>> begin MATERIALS PROVIDED
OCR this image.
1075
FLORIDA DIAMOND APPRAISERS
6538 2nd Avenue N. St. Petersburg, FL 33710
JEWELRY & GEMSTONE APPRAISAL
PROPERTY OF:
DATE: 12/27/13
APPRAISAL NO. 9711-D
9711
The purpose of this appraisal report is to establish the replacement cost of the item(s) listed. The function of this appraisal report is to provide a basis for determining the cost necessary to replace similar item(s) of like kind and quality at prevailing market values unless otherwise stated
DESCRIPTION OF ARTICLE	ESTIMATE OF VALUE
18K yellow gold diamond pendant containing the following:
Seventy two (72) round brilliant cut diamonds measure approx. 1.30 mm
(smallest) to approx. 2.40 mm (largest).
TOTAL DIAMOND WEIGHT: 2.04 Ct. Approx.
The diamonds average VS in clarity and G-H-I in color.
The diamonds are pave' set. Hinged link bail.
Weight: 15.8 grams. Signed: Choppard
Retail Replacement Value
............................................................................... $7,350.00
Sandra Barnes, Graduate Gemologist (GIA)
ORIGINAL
>> end MATERIALS PROVIDED
>> begin MATERIALS PROVIDED
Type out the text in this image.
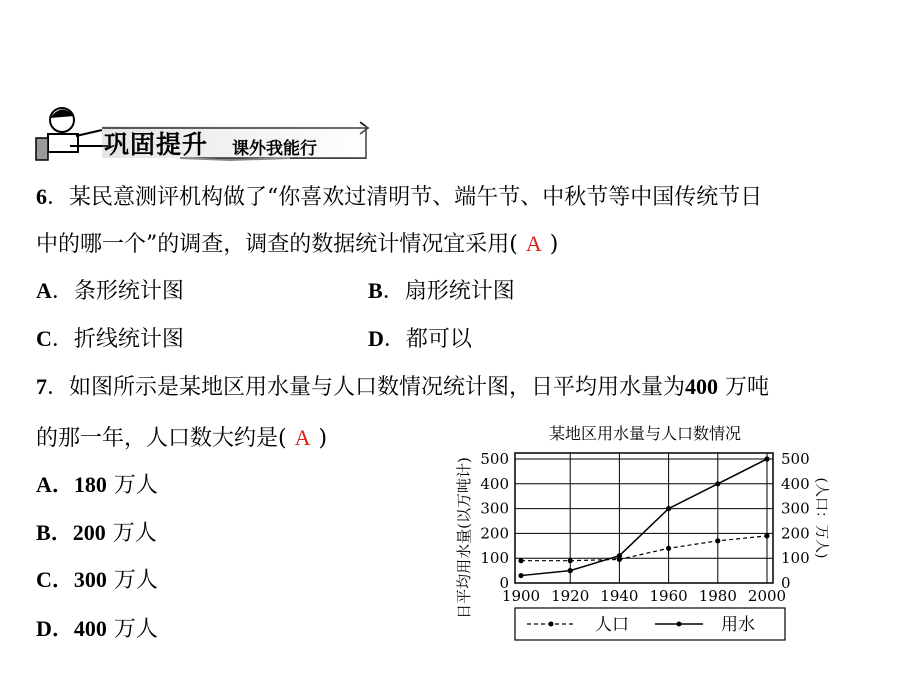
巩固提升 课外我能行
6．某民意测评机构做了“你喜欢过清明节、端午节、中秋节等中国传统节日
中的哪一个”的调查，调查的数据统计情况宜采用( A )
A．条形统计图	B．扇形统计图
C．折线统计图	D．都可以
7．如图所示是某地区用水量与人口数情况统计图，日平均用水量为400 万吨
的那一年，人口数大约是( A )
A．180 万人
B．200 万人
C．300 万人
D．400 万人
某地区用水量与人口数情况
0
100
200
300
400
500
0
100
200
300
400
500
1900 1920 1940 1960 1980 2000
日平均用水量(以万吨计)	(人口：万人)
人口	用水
>> end MATERIALS PROVIDED
▸ WHAT THE TASK ASKS:
Copy every line in the entries above that has the string "this" in it.

▸ SOLVED PROBLEM:
OCR this image.
The purpose of this appraisal report is to establish the replacement cost of the item(s) listed. The function of this appraisal report is to provide a basis for determining the cost necessary to replace similar item(s) of like kind and quality at prevailing market values unless otherwise stated
Type out the text in this image.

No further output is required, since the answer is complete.